(Data items)
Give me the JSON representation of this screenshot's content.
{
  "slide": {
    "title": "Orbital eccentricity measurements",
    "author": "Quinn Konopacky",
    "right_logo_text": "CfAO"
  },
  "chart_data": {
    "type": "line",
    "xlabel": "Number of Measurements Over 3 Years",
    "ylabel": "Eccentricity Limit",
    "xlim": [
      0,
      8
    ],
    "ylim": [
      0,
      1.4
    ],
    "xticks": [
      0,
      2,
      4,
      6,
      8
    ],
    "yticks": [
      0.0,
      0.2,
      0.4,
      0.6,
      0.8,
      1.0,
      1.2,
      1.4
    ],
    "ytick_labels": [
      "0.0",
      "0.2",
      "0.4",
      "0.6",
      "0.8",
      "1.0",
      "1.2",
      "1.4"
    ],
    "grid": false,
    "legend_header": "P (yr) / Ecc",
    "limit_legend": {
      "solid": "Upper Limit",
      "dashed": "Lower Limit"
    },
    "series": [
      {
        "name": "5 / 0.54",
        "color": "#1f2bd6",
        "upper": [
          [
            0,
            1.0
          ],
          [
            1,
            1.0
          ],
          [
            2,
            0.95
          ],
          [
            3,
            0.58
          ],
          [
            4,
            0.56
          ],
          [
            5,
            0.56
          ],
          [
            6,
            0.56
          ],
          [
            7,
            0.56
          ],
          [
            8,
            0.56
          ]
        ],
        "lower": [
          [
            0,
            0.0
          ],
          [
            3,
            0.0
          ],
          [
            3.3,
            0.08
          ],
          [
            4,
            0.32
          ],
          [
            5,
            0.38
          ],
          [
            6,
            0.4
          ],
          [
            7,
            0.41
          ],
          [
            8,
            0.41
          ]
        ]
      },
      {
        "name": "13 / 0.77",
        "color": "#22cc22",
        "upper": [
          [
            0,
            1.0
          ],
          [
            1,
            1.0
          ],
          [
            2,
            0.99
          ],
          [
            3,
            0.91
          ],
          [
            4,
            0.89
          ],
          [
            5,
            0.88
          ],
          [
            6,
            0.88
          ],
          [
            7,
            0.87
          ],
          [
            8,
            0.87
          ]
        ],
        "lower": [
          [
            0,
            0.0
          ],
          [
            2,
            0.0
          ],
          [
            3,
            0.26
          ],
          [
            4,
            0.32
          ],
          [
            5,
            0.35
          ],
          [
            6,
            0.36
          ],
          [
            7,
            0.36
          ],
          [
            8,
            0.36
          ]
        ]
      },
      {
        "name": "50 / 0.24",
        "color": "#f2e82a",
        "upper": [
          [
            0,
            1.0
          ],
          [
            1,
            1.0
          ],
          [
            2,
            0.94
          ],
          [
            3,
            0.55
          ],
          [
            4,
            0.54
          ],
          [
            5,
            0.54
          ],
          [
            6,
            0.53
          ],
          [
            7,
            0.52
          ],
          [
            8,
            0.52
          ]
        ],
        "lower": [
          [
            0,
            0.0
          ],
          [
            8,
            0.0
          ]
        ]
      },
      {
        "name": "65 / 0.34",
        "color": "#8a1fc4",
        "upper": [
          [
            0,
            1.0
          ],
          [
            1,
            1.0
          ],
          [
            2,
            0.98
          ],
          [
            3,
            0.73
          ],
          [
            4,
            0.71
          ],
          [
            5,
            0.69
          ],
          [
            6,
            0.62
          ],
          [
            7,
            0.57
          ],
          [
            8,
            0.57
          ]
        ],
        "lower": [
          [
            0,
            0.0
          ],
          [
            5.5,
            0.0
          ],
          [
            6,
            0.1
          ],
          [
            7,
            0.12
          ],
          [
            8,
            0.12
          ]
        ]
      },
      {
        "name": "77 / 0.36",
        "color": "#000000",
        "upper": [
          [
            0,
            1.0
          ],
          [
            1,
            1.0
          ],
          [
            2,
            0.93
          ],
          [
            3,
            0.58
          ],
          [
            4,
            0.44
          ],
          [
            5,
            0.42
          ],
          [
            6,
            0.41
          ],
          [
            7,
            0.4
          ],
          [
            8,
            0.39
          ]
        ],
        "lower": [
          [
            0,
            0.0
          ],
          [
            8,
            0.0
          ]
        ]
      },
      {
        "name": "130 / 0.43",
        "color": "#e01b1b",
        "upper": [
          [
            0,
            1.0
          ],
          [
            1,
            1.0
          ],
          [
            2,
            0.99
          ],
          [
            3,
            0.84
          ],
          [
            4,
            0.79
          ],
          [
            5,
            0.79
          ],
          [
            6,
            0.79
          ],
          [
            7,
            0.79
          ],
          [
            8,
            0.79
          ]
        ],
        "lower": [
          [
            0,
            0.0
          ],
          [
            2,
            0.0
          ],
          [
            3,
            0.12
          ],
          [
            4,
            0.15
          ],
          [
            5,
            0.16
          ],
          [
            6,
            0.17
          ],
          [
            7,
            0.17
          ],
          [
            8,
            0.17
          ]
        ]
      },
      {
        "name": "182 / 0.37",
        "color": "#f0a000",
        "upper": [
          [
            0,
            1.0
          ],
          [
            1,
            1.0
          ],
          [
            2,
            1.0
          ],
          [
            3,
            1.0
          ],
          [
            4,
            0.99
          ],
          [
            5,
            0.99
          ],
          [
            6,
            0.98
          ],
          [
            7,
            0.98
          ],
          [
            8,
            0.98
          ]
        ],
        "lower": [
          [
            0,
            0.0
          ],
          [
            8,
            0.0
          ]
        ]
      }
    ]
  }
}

(WHAT TO WORK ON) Search the data above for the word "name", then gather each line in which it appears.

(THE OUTPUT)
        "name": "5 / 0.54",
        "name": "13 / 0.77",
        "name": "50 / 0.24",
        "name": "65 / 0.34",
        "name": "77 / 0.36",
        "name": "130 / 0.43",
        "name": "182 / 0.37",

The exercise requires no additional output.